[Recorded data]
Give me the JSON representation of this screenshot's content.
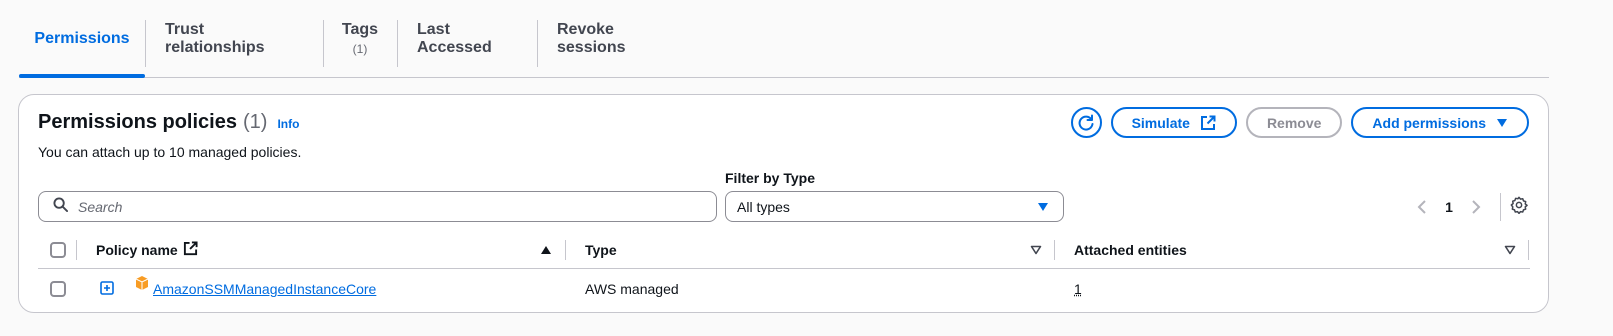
{
  "tabs": [
    {
      "label": "Permissions",
      "count": ""
    },
    {
      "label": "Trust relationships",
      "count": ""
    },
    {
      "label": "Tags",
      "count": "(1)"
    },
    {
      "label": "Last Accessed",
      "count": ""
    },
    {
      "label": "Revoke sessions",
      "count": ""
    }
  ],
  "panel": {
    "title": "Permissions policies",
    "count": "(1)",
    "info": "Info",
    "description": "You can attach up to 10 managed policies."
  },
  "actions": {
    "refresh_icon": "refresh-icon",
    "simulate": "Simulate",
    "remove": "Remove",
    "add_permissions": "Add permissions"
  },
  "search": {
    "placeholder": "Search"
  },
  "filter": {
    "label": "Filter by Type",
    "value": "All types"
  },
  "pagination": {
    "page": "1"
  },
  "table": {
    "columns": [
      "Policy name",
      "Type",
      "Attached entities"
    ],
    "rows": [
      {
        "policy_name": "AmazonSSMManagedInstanceCore",
        "type": "AWS managed",
        "attached_entities": "1"
      }
    ]
  },
  "colors": {
    "accent": "#006ce0",
    "disabled": "#8c8c94",
    "policy_icon": "#f89c24"
  }
}
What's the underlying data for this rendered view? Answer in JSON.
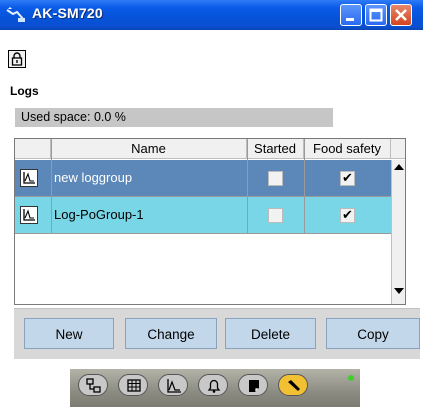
{
  "window": {
    "title": "AK-SM720",
    "title_bar_color": "#0a5be8",
    "controls": [
      "minimize-icon",
      "maximize-icon",
      "close-icon"
    ]
  },
  "lock": {
    "icon": "lock-icon"
  },
  "logs": {
    "title": "Logs",
    "used_space": "Used space: 0.0 %",
    "columns": [
      "Name",
      "Started",
      "Food safety"
    ],
    "rows": [
      {
        "name": "new loggroup",
        "started": false,
        "food_safety": true,
        "selected": true,
        "color": "#5b87b9"
      },
      {
        "name": "Log-PoGroup-1",
        "started": false,
        "food_safety": true,
        "selected": false,
        "color": "#78d6e6"
      }
    ]
  },
  "actions": {
    "new": "New",
    "change": "Change",
    "delete": "Delete",
    "copy": "Copy"
  },
  "toolbar": {
    "items": [
      "hierarchy-icon",
      "grid-icon",
      "graph-icon",
      "bell-icon",
      "note-icon",
      "wrench-icon"
    ],
    "active": "wrench-icon",
    "active_color": "#f1c033",
    "status_led_color": "#3fcf2a"
  }
}
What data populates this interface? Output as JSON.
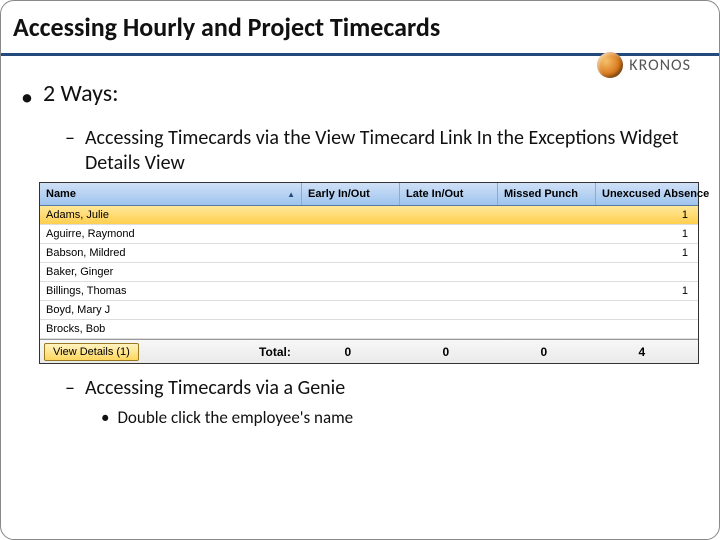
{
  "title": "Accessing Hourly and Project Timecards",
  "logo_text": "KRONOS",
  "bullets": {
    "ways_heading": "2 Ways:",
    "way1": "Accessing Timecards via the View Timecard Link In the Exceptions Widget Details View",
    "way2": "Accessing Timecards via a Genie",
    "way2_sub": "Double click the employee's name"
  },
  "table": {
    "headers": {
      "name": "Name",
      "early": "Early In/Out",
      "late": "Late In/Out",
      "missed": "Missed Punch",
      "unexcused": "Unexcused Absence"
    },
    "rows": [
      {
        "name": "Adams, Julie",
        "early": "",
        "late": "",
        "missed": "",
        "unexcused": "1",
        "selected": true
      },
      {
        "name": "Aguirre, Raymond",
        "early": "",
        "late": "",
        "missed": "",
        "unexcused": "1",
        "selected": false
      },
      {
        "name": "Babson, Mildred",
        "early": "",
        "late": "",
        "missed": "",
        "unexcused": "1",
        "selected": false
      },
      {
        "name": "Baker, Ginger",
        "early": "",
        "late": "",
        "missed": "",
        "unexcused": "",
        "selected": false
      },
      {
        "name": "Billings, Thomas",
        "early": "",
        "late": "",
        "missed": "",
        "unexcused": "1",
        "selected": false
      },
      {
        "name": "Boyd, Mary J",
        "early": "",
        "late": "",
        "missed": "",
        "unexcused": "",
        "selected": false
      },
      {
        "name": "Brocks, Bob",
        "early": "",
        "late": "",
        "missed": "",
        "unexcused": "",
        "selected": false
      }
    ],
    "footer": {
      "button_label": "View Details (1)",
      "total_label": "Total:",
      "totals": {
        "early": "0",
        "late": "0",
        "missed": "0",
        "unexcused": "4"
      }
    }
  }
}
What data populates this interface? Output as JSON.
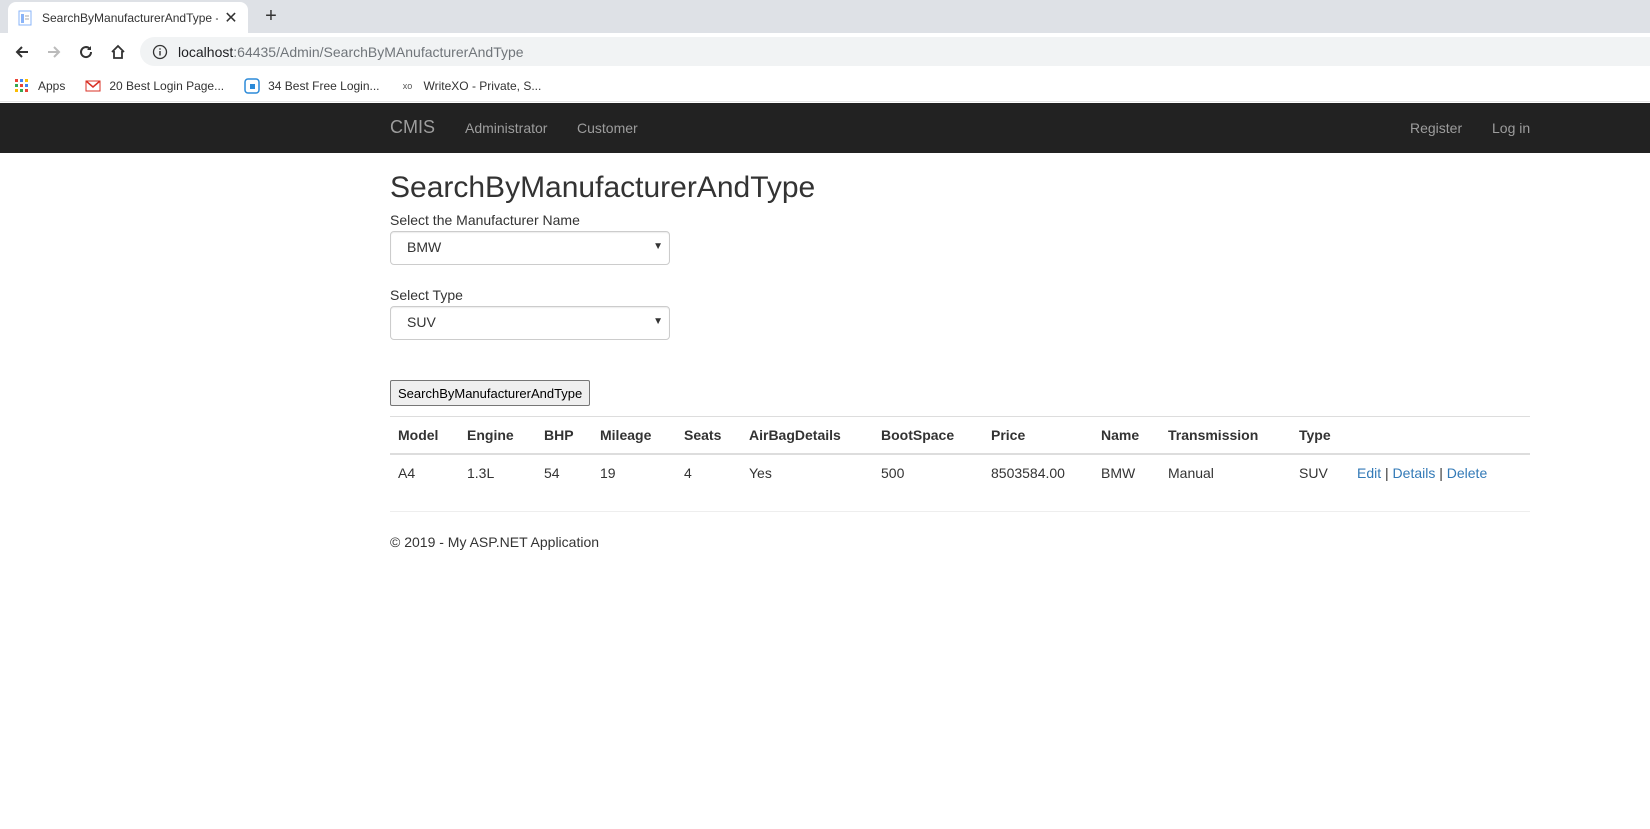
{
  "browser": {
    "tab_title": "SearchByManufacturerAndType - ",
    "tab_close": "✕",
    "new_tab": "+",
    "url_host": "localhost",
    "url_path": ":64435/Admin/SearchByMAnufacturerAndType",
    "bookmarks": [
      {
        "label": "Apps"
      },
      {
        "label": "20 Best Login Page..."
      },
      {
        "label": "34 Best Free Login..."
      },
      {
        "label": "WriteXO - Private, S..."
      }
    ]
  },
  "navbar": {
    "brand": "CMIS",
    "left_links": [
      "Administrator",
      "Customer"
    ],
    "right_links": [
      "Register",
      "Log in"
    ]
  },
  "page": {
    "title": "SearchByManufacturerAndType",
    "manufacturer_label": "Select the Manufacturer Name",
    "manufacturer_value": "BMW",
    "type_label": "Select Type",
    "type_value": "SUV",
    "search_button": "SearchByManufacturerAndType"
  },
  "table": {
    "headers": [
      "Model",
      "Engine",
      "BHP",
      "Mileage",
      "Seats",
      "AirBagDetails",
      "BootSpace",
      "Price",
      "Name",
      "Transmission",
      "Type",
      ""
    ],
    "rows": [
      {
        "cells": [
          "A4",
          "1.3L",
          "54",
          "19",
          "4",
          "Yes",
          "500",
          "8503584.00",
          "BMW",
          "Manual",
          "SUV"
        ],
        "actions": [
          "Edit",
          "Details",
          "Delete"
        ]
      }
    ]
  },
  "footer": {
    "text": "© 2019 - My ASP.NET Application"
  }
}
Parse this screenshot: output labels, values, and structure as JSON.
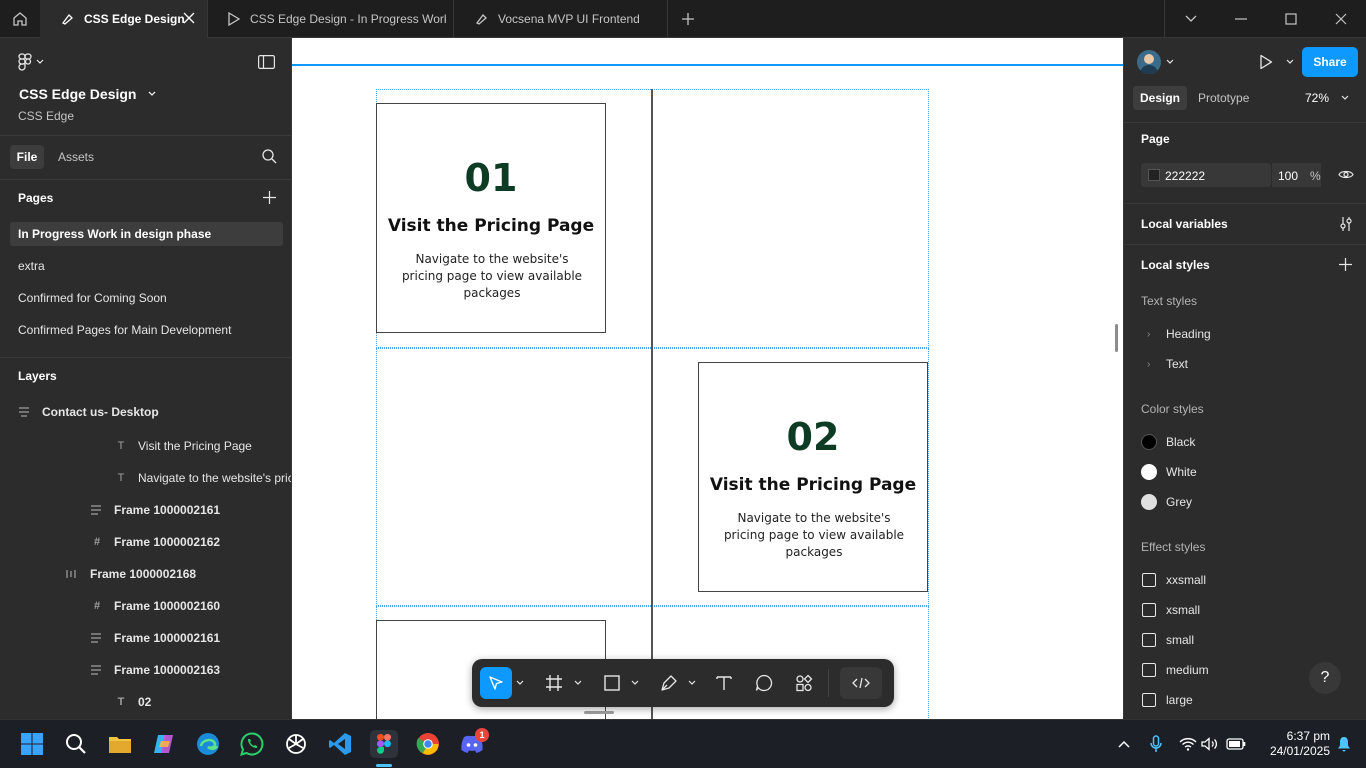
{
  "titlebar": {
    "tabs": [
      {
        "label": "CSS Edge Design",
        "active": true
      },
      {
        "label": "CSS Edge Design - In Progress Work i",
        "active": false
      },
      {
        "label": "Vocsena MVP UI Frontend",
        "active": false
      }
    ]
  },
  "left_panel": {
    "project_title": "CSS Edge Design",
    "team_name": "CSS Edge",
    "tabs": {
      "file": "File",
      "assets": "Assets"
    },
    "pages_heading": "Pages",
    "pages": [
      "In Progress Work in design phase",
      "extra",
      "Confirmed for Coming Soon",
      "Confirmed Pages for Main Development"
    ],
    "layers_heading": "Layers",
    "layers": [
      {
        "label": "Contact us- Desktop",
        "icon": "frame-autolayout-icon"
      },
      {
        "label": "Visit the Pricing Page",
        "icon": "text-icon"
      },
      {
        "label": "Navigate to the website's pricing page",
        "icon": "text-icon"
      },
      {
        "label": "Frame 1000002161",
        "icon": "autolayout-icon"
      },
      {
        "label": "Frame 1000002162",
        "icon": "frame-icon"
      },
      {
        "label": "Frame 1000002168",
        "icon": "horizontal-autolayout-icon"
      },
      {
        "label": "Frame 1000002160",
        "icon": "frame-icon"
      },
      {
        "label": "Frame 1000002161",
        "icon": "autolayout-icon"
      },
      {
        "label": "Frame 1000002163",
        "icon": "autolayout-icon"
      },
      {
        "label": "02",
        "icon": "text-icon"
      }
    ]
  },
  "canvas": {
    "cards": [
      {
        "number": "01",
        "title": "Visit the Pricing Page",
        "description": "Navigate to the website's pricing page to view available packages"
      },
      {
        "number": "02",
        "title": "Visit the Pricing Page",
        "description": "Navigate to the website's pricing page to view available packages"
      }
    ]
  },
  "right_panel": {
    "share_label": "Share",
    "tabs": {
      "design": "Design",
      "prototype": "Prototype"
    },
    "zoom": "72%",
    "page_heading": "Page",
    "page_color_hex": "222222",
    "page_opacity": "100",
    "percent_sign": "%",
    "local_variables": "Local variables",
    "local_styles": "Local styles",
    "text_styles_heading": "Text styles",
    "text_styles": [
      "Heading",
      "Text"
    ],
    "color_styles_heading": "Color styles",
    "color_styles": [
      {
        "name": "Black",
        "color": "#000000"
      },
      {
        "name": "White",
        "color": "#ffffff"
      },
      {
        "name": "Grey",
        "color": "#e0e0e0"
      }
    ],
    "effect_styles_heading": "Effect styles",
    "effect_styles": [
      "xxsmall",
      "xsmall",
      "small",
      "medium",
      "large"
    ],
    "help_label": "?"
  },
  "taskbar": {
    "time": "6:37 pm",
    "date": "24/01/2025",
    "discord_badge": "1"
  },
  "colors": {
    "accent": "#0d99ff",
    "card_number": "#0d3b24"
  }
}
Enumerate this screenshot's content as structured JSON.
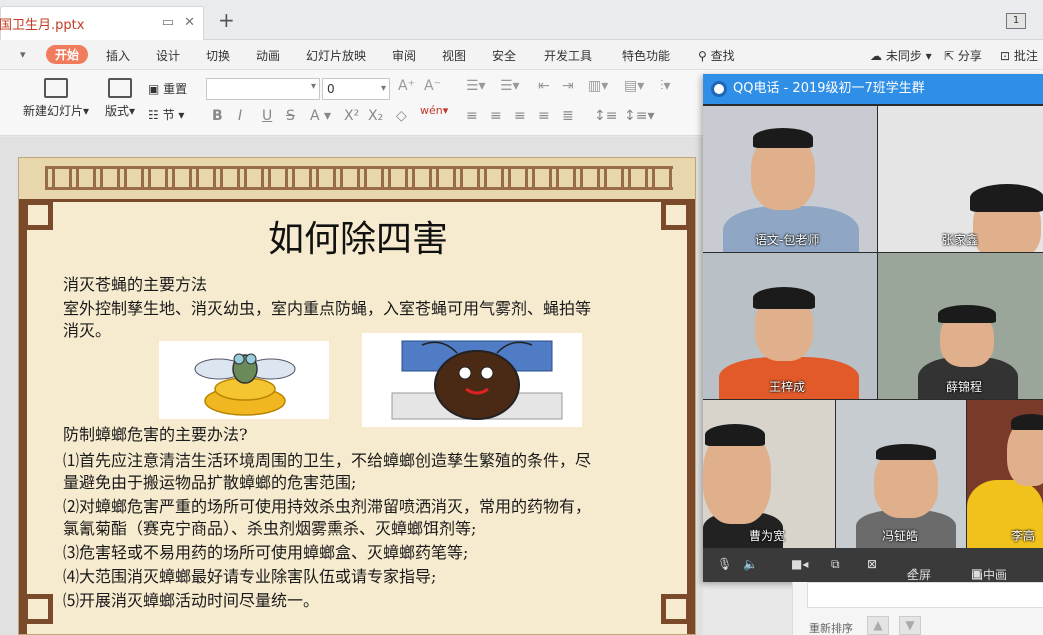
{
  "tab": {
    "filename": "国卫生月.pptx",
    "page_count": "1"
  },
  "menu": {
    "items": [
      "开始",
      "插入",
      "设计",
      "切换",
      "动画",
      "幻灯片放映",
      "审阅",
      "视图",
      "安全",
      "开发工具",
      "特色功能"
    ],
    "search": "查找",
    "right": [
      "未同步",
      "分享",
      "批注"
    ]
  },
  "ribbon": {
    "new_slide": "新建幻灯片",
    "layout": "版式",
    "reset": "重置",
    "section": "节",
    "font_size": "0"
  },
  "slide": {
    "title": "如何除四害",
    "p1_heading": "消灭苍蝇的主要方法",
    "p1_body_1": "室外控制孳生地、消灭幼虫，室内重点防蝇，入室苍蝇可用气雾剂、蝇拍等",
    "p1_body_2": "消灭。",
    "p2_heading": "防制蟑螂危害的主要办法?",
    "items": [
      "⑴首先应注意清洁生活环境周围的卫生，不给蟑螂创造孳生繁殖的条件，尽",
      "量避免由于搬运物品扩散蟑螂的危害范围;",
      "⑵对蟑螂危害严重的场所可使用持效杀虫剂滞留喷洒消灭，常用的药物有，",
      "氯氰菊酯（赛克宁商品）、杀虫剂烟雾熏杀、灭蟑螂饵剂等;",
      "⑶危害轻或不易用药的场所可使用蟑螂盒、灭蟑螂药笔等;",
      "⑷大范围消灭蟑螂最好请专业除害队伍或请专家指导;",
      "⑸开展消灭蟑螂活动时间尽量统一。"
    ]
  },
  "qq": {
    "title": "QQ电话 - 2019级初一7班学生群",
    "participants": [
      "语文-包老师",
      "张家鑫",
      "王梓成",
      "薛锦程",
      "曹为宽",
      "冯钲皓",
      "李高"
    ],
    "controls": {
      "fullscreen": "全屏",
      "pip": "画中画"
    }
  },
  "chat": {
    "sort_label": "重新排序"
  }
}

# Given request
Among the entries above, how many lines hold the word "true"? Reply with only that number.

# Reply
5